» What is needed
Every record below must come back exactly as written, with the images dropped.

· · · · · · ·

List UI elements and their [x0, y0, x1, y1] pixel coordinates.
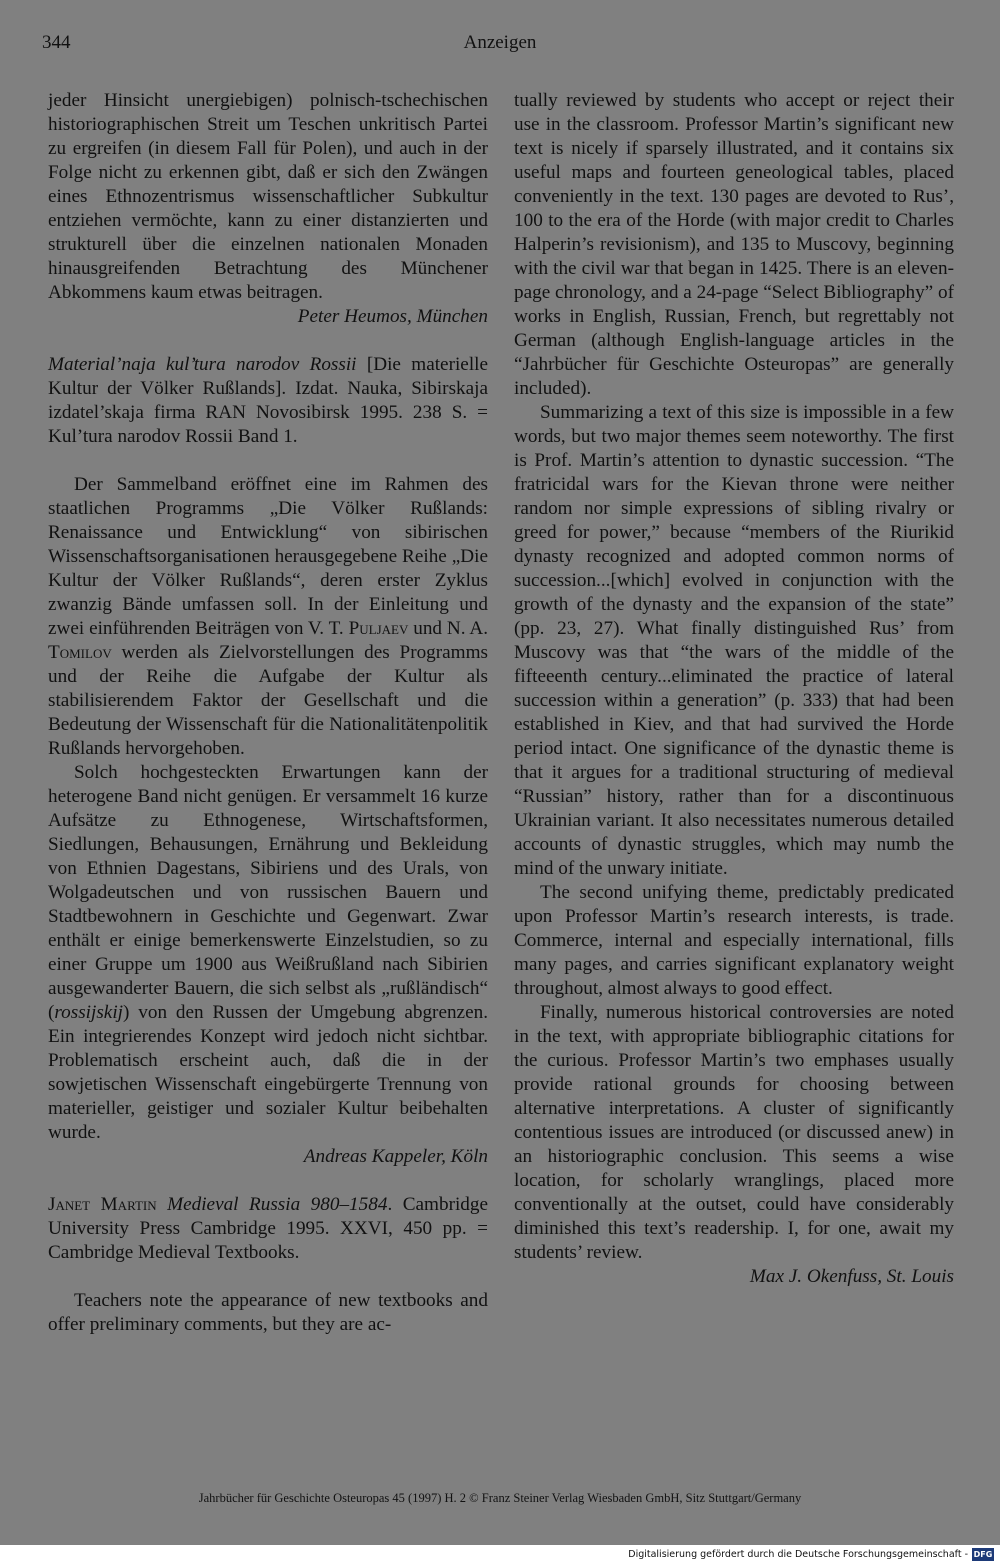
review-3-paragraph-3: The second unifying theme, predictably predicated upon Professor Martin’s research interests, is trade. Commerce, internal and especially international, fills many pages, and carries significant explanatory weight throughout, almost always to good effect. [514, 882, 954, 999]
dfg-logo-icon: DFG [973, 1550, 993, 1559]
author-name: Tomilov [48, 642, 112, 663]
review-3-paragraph-1-cont: tually reviewed by students who accept or reject their use in the classroom. Professor Martin’s significant new text is nicely if sparsely illustrated, and it contains six useful maps and fourteen geneological tables, placed conveniently in the text. 130 pages are devoted to Rus’, 100 to the era of the Horde (with major credit to Charles Halperin’s revisionism), and 135 to Muscovy, beginning with the civil war that began in 1425. There is an eleven-page chronology, and a 24-page “Select Bibliography” of works in English, Russian, French, but regrettably not German (although English-language articles in the “Jahrbücher für Geschichte Osteuropas” are generally included). [514, 90, 954, 399]
review-3-citation: Janet Martin Medieval Russia 980–1584. Cambridge University Press Cambridge 1995. XXVI, 450 pp. = Cambridge Medieval Textbooks. [48, 1194, 488, 1263]
reviewer-signature-okenfuss: Max J. Okenfuss, St. Louis [749, 1266, 954, 1287]
reviewer-signature-heumos: Peter Heumos, München [297, 306, 488, 327]
author-name: Janet Martin [48, 1194, 157, 1215]
page-header [42, 28, 958, 58]
review-3-paragraph-start: Teachers note the appearance of new textbooks and offer preliminary comments, but they are ac- [48, 1290, 488, 1335]
book-title: Medieval Russia 980–1584 [167, 1194, 388, 1215]
author-name: Puljaev [348, 618, 409, 639]
journal-footer: Jahrbücher für Geschichte Osteuropas 45 (1997) H. 2 © Franz Steiner Verlag Wiesbaden GmbH, Sitz Stuttgart/Germany [198, 1491, 802, 1505]
page-number: 344 [42, 32, 71, 53]
book-title: Material’naja kul’tura narodov Rossii [48, 354, 357, 375]
review-3-paragraph-2: Summarizing a text of this size is impossible in a few words, but two major themes seem noteworthy. The first is Prof. Martin’s attention to dynastic succession. “The fratricidal wars for the Kievan throne were neither random nor simple expressions of sibling rivalry or greed for power,” because “members of the Riurikid dynasty recognized and adopted common norms of succession...[which] evolved in conjunction with the growth of the dynasty and the expansion of the state” (pp. 23, 27). What finally distinguished Rus’ from Muscovy was that “the wars of the middle of the fifteeenth century...eliminated the practice of lateral succession within a generation” (p. 333) that had been established in Kiev, and that had survived the Horde period intact. One significance of the dynastic theme is that it argues for a traditional structuring of medieval “Russian” history, rather than for a discontinuous Ukrainian variant. It also necessitates numerous detailed accounts of dynastic struggles, which may numb the mind of the unwary initiate. [514, 402, 954, 879]
reviewer-signature-kappeler: Andreas Kappeler, Köln [303, 1146, 488, 1167]
right-column [514, 89, 954, 1289]
dfg-credit-text: Digitalisierung gefördert durch die Deutsche Forschungsgemeinschaft - [628, 1549, 968, 1560]
left-column [48, 89, 488, 1337]
review-2-paragraph-2: Solch hochgesteckten Erwartungen kann der heterogene Band nicht genügen. Er versammelt 16 kurze Aufsätze zu Ethnogenese, Wirtschaftsformen, Siedlungen, Behausungen, Ernährung und Bekleidung von Ethnien Dagestans, Sibiriens und des Urals, von Wolgadeutschen und von russischen Bauern und Stadtbewohnern in Geschichte und Gegenwart. Zwar enthält er einige bemerkenswerte Einzelstudien, so zu einer Gruppe um 1900 aus Weißrußland nach Sibirien ausgewanderter Bauern, die sich selbst als „rußländisch“ (rossijskij) von den Russen der Umgebung abgrenzen. Ein integrierendes Konzept wird jedoch nicht sichtbar. Problematisch erscheint auch, daß die in der sowjetischen Wissenschaft eingebürgerte Trennung von materieller, geistiger und sozialer Kultur beibehalten wurde. [48, 762, 488, 1143]
review-3-paragraph-4: Finally, numerous historical controversies are noted in the text, with appropriate bibliographic citations for the curious. Professor Martin’s two emphases usually provide rational grounds for choosing between alternative interpretations. A cluster of significantly contentious issues are introduced (or discussed anew) in an historiographic conclusion. This seems a wise location, for scholarly wranglings, placed more conventionally at the outset, could have considerably diminished this text’s readership. I, for one, await my students’ review. [514, 1002, 954, 1263]
review-2-citation: Material’naja kul’tura narodov Rossii [Die materielle Kultur der Völker Rußlands]. Izdat. Nauka, Sibirskaja izdatel’skaja firma RAN Novosibirsk 1995. 238 S. = Kul’tura narodov Rossii Band 1. [48, 354, 488, 447]
section-title: Anzeigen [463, 32, 537, 53]
digitization-bar [0, 1545, 1000, 1565]
review-2-paragraph-1: Der Sammelband eröffnet eine im Rahmen des staatlichen Programms „Die Völker Rußlands: Renaissance und Entwicklung“ von sibirischen Wissenschaftsorganisationen herausgegebene Reihe „Die Kultur der Völker Rußlands“, deren erster Zyklus zwanzig Bände umfassen soll. In der Einleitung und zwei einführenden Beiträgen von V. T. Puljaev und N. A. Tomilov werden als Zielvorstellungen des Programms und der Reihe die Aufgabe der Kultur als stabilisierendem Faktor der Gesellschaft und die Bedeutung der Wissenschaft für die Nationalitätenpolitik Rußlands hervorgehoben. [48, 474, 489, 759]
review-1-ending: jeder Hinsicht unergiebigen) polnisch-tschechischen historiographischen Streit um Teschen unkritisch Partei zu ergreifen (in diesem Fall für Polen), und auch in der Folge nicht zu erkennen gibt, daß er sich den Zwängen eines Ethnozentrismus wissenschaftlicher Subkultur entziehen vermöchte, kann zu einer distanzierten und strukturell über die einzelnen nationalen Monaden hinausgreifenden Betrachtung des Münchener Abkommens kaum etwas beitragen. [48, 90, 488, 303]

· · · · · · ·

» Reply to the exercise
List UI elements and their [x0, y0, x1, y1] pixel coordinates.
review-3-paragraph-3: The second unifying theme, predictably predicated upon Professor Martin’s research interests, is trade. Commerce, internal and especially international, fills many pages, and carries significant explanatory weight throughout, almost always to good effect. [514, 882, 954, 999]
dfg-logo-icon: DFG [973, 1550, 993, 1559]
author-name: Tomilov [48, 642, 112, 663]
review-3-paragraph-1-cont: tually reviewed by students who accept or reject their use in the classroom. Professor Martin’s significant new text is nicely if sparsely illustrated, and it contains six useful maps and fourteen geneological tables, placed conveniently in the text. 130 pages are devoted to Rus’, 100 to the era of the Horde (with major credit to Charles Halperin’s revisionism), and 135 to Muscovy, beginning with the civil war that began in 1425. There is an eleven-page chronology, and a 24-page “Select Bibliography” of works in English, Russian, French, but regrettably not German (although English-language articles in the “Jahrbücher für Geschichte Osteuropas” are generally included). [514, 90, 954, 399]
review-3-citation: Janet Martin Medieval Russia 980–1584. Cambridge University Press Cambridge 1995. XXVI, 450 pp. = Cambridge Medieval Textbooks. [48, 1194, 488, 1263]
reviewer-signature-okenfuss: Max J. Okenfuss, St. Louis [749, 1266, 954, 1287]
reviewer-signature-heumos: Peter Heumos, München [297, 306, 488, 327]
author-name: Janet Martin [48, 1194, 157, 1215]
page-header [42, 28, 958, 58]
review-3-paragraph-start: Teachers note the appearance of new textbooks and offer preliminary comments, but they are ac- [48, 1290, 488, 1335]
book-title: Medieval Russia 980–1584 [167, 1194, 388, 1215]
author-name: Puljaev [348, 618, 409, 639]
journal-footer: Jahrbücher für Geschichte Osteuropas 45 (1997) H. 2 © Franz Steiner Verlag Wiesbaden GmbH, Sitz Stuttgart/Germany [198, 1491, 802, 1505]
page-number: 344 [42, 32, 71, 53]
book-title: Material’naja kul’tura narodov Rossii [48, 354, 357, 375]
review-3-paragraph-2: Summarizing a text of this size is impossible in a few words, but two major themes seem noteworthy. The first is Prof. Martin’s attention to dynastic succession. “The fratricidal wars for the Kievan throne were neither random nor simple expressions of sibling rivalry or greed for power,” because “members of the Riurikid dynasty recognized and adopted common norms of succession...[which] evolved in conjunction with the growth of the dynasty and the expansion of the state” (pp. 23, 27). What finally distinguished Rus’ from Muscovy was that “the wars of the middle of the fifteeenth century...eliminated the practice of lateral succession within a generation” (p. 333) that had been established in Kiev, and that had survived the Horde period intact. One significance of the dynastic theme is that it argues for a traditional structuring of medieval “Russian” history, rather than for a discontinuous Ukrainian variant. It also necessitates numerous detailed accounts of dynastic struggles, which may numb the mind of the unwary initiate. [514, 402, 954, 879]
reviewer-signature-kappeler: Andreas Kappeler, Köln [303, 1146, 488, 1167]
right-column [514, 89, 954, 1289]
dfg-credit-text: Digitalisierung gefördert durch die Deutsche Forschungsgemeinschaft - [628, 1549, 968, 1560]
left-column [48, 89, 488, 1337]
review-2-paragraph-2: Solch hochgesteckten Erwartungen kann der heterogene Band nicht genügen. Er versammelt 16 kurze Aufsätze zu Ethnogenese, Wirtschaftsformen, Siedlungen, Behausungen, Ernährung und Bekleidung von Ethnien Dagestans, Sibiriens und des Urals, von Wolgadeutschen und von russischen Bauern und Stadtbewohnern in Geschichte und Gegenwart. Zwar enthält er einige bemerkenswerte Einzelstudien, so zu einer Gruppe um 1900 aus Weißrußland nach Sibirien ausgewanderter Bauern, die sich selbst als „rußländisch“ (rossijskij) von den Russen der Umgebung abgrenzen. Ein integrierendes Konzept wird jedoch nicht sichtbar. Problematisch erscheint auch, daß die in der sowjetischen Wissenschaft eingebürgerte Trennung von materieller, geistiger und sozialer Kultur beibehalten wurde. [48, 762, 488, 1143]
review-3-paragraph-4: Finally, numerous historical controversies are noted in the text, with appropriate bibliographic citations for the curious. Professor Martin’s two emphases usually provide rational grounds for choosing between alternative interpretations. A cluster of significantly contentious issues are introduced (or discussed anew) in an historiographic conclusion. This seems a wise location, for scholarly wranglings, placed more conventionally at the outset, could have considerably diminished this text’s readership. I, for one, await my students’ review. [514, 1002, 954, 1263]
review-2-citation: Material’naja kul’tura narodov Rossii [Die materielle Kultur der Völker Rußlands]. Izdat. Nauka, Sibirskaja izdatel’skaja firma RAN Novosibirsk 1995. 238 S. = Kul’tura narodov Rossii Band 1. [48, 354, 488, 447]
section-title: Anzeigen [463, 32, 537, 53]
digitization-bar [0, 1545, 1000, 1565]
review-2-paragraph-1: Der Sammelband eröffnet eine im Rahmen des staatlichen Programms „Die Völker Rußlands: Renaissance und Entwicklung“ von sibirischen Wissenschaftsorganisationen herausgegebene Reihe „Die Kultur der Völker Rußlands“, deren erster Zyklus zwanzig Bände umfassen soll. In der Einleitung und zwei einführenden Beiträgen von V. T. Puljaev und N. A. Tomilov werden als Zielvorstellungen des Programms und der Reihe die Aufgabe der Kultur als stabilisierendem Faktor der Gesellschaft und die Bedeutung der Wissenschaft für die Nationalitätenpolitik Rußlands hervorgehoben. [48, 474, 489, 759]
review-1-ending: jeder Hinsicht unergiebigen) polnisch-tschechischen historiographischen Streit um Teschen unkritisch Partei zu ergreifen (in diesem Fall für Polen), und auch in der Folge nicht zu erkennen gibt, daß er sich den Zwängen eines Ethnozentrismus wissenschaftlicher Subkultur entziehen vermöchte, kann zu einer distanzierten und strukturell über die einzelnen nationalen Monaden hinausgreifenden Betrachtung des Münchener Abkommens kaum etwas beitragen. [48, 90, 488, 303]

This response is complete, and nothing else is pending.